EXERCISE DESCRIPTION: Locate the string "source" throughout the material and copy every line in which it occurs.

EXCERPTED RECORDS:
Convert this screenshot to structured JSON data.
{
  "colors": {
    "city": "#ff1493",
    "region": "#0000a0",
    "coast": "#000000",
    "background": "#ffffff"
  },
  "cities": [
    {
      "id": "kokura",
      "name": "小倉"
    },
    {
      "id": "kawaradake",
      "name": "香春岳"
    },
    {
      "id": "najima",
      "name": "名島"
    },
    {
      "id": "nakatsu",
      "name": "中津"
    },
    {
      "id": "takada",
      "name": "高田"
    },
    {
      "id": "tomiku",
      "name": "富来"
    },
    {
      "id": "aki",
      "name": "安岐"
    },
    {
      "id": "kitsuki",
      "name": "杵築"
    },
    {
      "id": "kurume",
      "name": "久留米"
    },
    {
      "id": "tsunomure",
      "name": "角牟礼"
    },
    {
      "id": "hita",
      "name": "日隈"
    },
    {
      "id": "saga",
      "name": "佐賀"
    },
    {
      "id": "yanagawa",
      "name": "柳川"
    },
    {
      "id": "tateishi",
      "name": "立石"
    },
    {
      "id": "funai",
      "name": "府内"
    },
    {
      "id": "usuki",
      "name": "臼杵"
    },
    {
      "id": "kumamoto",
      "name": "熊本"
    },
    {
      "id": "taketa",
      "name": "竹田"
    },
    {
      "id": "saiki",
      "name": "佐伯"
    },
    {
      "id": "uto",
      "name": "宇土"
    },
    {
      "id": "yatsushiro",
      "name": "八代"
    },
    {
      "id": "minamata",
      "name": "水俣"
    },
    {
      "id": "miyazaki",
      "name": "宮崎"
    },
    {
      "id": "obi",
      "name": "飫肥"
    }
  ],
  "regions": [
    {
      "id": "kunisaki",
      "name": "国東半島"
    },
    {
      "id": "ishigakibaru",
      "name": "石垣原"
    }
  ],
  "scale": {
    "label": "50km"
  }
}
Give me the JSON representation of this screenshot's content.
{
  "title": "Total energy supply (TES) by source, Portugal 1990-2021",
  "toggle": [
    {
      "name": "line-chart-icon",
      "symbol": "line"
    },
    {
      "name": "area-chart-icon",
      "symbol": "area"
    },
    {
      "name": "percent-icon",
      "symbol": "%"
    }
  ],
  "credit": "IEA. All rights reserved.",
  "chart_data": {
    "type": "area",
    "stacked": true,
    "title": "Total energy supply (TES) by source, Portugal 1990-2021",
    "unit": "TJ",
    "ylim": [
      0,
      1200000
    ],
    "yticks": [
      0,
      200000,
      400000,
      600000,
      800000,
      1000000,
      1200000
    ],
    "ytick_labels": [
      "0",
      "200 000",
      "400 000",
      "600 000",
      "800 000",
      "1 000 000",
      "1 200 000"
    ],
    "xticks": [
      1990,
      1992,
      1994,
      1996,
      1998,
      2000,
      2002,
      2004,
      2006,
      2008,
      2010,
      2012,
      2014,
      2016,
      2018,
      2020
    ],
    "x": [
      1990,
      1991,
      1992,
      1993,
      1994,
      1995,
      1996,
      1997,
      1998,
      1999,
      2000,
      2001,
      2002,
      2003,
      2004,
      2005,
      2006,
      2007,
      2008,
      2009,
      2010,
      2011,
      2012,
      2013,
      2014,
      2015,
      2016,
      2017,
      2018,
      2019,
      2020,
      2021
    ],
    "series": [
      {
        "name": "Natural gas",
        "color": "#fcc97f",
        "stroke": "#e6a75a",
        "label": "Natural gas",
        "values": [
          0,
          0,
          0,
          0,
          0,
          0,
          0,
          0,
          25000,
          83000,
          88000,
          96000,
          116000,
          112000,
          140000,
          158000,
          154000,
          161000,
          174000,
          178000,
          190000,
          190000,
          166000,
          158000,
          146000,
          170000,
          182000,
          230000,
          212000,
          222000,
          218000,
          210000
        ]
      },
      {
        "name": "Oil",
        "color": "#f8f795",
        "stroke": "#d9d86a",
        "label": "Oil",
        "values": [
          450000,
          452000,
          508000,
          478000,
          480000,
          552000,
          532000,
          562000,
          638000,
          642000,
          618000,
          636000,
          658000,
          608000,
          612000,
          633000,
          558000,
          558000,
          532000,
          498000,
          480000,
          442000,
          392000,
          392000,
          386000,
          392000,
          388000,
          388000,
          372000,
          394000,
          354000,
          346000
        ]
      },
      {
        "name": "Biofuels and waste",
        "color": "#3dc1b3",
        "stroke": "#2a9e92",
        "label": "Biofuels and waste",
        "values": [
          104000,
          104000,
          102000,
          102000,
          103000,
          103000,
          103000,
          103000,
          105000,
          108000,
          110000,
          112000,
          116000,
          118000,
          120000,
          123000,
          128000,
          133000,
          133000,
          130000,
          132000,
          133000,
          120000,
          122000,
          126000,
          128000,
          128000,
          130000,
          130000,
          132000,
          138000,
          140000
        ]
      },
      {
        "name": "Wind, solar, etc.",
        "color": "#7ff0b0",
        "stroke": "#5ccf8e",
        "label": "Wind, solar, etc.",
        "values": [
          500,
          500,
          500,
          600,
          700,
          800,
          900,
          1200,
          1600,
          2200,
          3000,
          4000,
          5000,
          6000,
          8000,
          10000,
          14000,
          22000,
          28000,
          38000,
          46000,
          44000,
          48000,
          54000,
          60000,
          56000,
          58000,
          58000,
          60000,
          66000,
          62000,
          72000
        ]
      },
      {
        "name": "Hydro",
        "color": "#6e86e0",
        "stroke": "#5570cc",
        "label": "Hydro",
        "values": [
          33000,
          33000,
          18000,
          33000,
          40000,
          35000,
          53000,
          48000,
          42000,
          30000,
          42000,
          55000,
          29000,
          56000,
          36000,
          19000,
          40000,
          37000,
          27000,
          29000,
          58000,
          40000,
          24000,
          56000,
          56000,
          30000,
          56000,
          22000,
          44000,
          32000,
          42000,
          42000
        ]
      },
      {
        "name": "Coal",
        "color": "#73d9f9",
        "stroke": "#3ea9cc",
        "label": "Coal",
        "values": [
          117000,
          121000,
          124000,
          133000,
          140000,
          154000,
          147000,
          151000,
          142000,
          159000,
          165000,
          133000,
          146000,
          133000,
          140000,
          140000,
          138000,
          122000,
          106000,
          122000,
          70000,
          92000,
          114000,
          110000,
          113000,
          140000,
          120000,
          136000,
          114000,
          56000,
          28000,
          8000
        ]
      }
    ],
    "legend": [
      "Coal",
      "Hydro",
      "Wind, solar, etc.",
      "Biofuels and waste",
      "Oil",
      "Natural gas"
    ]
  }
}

CORRECT OUTPUT:
  "title": "Total energy supply (TES) by source, Portugal 1990-2021",
    "title": "Total energy supply (TES) by source, Portugal 1990-2021",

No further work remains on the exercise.